> Aim
Pull out every line below holding the word "riesgo".

┄┄┄┄┄┄┄┄┄┄

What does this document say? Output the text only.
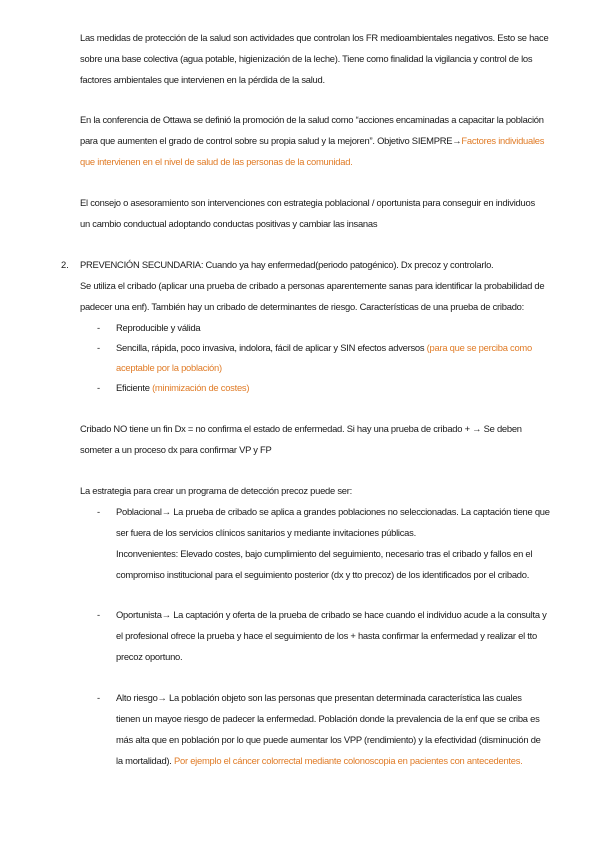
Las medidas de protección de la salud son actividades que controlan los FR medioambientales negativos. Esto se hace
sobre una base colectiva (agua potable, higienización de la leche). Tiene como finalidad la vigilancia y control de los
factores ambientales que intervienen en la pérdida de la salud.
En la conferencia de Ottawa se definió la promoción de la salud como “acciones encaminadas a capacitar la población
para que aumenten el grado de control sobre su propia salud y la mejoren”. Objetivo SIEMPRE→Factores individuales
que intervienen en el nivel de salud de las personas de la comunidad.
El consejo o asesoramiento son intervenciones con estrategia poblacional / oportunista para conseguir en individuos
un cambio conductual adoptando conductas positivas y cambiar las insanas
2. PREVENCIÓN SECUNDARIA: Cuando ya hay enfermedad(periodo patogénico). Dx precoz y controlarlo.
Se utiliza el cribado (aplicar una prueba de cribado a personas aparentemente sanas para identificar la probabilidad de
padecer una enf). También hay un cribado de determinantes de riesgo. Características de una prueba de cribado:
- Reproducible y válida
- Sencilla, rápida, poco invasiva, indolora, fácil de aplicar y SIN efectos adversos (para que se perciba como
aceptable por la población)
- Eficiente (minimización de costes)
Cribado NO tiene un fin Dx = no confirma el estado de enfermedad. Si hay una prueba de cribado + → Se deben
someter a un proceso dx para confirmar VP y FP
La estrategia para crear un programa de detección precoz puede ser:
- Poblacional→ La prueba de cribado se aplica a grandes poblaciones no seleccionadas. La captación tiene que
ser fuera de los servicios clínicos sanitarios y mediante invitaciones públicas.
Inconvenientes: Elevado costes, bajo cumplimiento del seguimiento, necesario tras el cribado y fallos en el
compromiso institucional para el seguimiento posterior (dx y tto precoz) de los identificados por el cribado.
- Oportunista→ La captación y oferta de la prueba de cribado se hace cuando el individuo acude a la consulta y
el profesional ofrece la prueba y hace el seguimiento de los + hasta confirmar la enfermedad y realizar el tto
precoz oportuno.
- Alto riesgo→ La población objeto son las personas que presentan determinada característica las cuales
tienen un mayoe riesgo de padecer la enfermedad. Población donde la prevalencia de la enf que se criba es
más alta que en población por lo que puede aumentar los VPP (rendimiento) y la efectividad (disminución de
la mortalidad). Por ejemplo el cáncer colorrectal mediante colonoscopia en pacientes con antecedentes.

┄┄┄┄┄┄┄┄┄┄

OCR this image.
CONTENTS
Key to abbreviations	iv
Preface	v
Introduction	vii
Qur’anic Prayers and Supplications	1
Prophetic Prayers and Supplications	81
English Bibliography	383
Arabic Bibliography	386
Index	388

┄┄┄┄┄┄┄┄┄┄

> The answer
padecer una enf). También hay un cribado de determinantes de riesgo. Características de una prueba de cribado:
- Alto riesgo→ La población objeto son las personas que presentan determinada característica las cuales
tienen un mayoe riesgo de padecer la enfermedad. Población donde la prevalencia de la enf que se criba es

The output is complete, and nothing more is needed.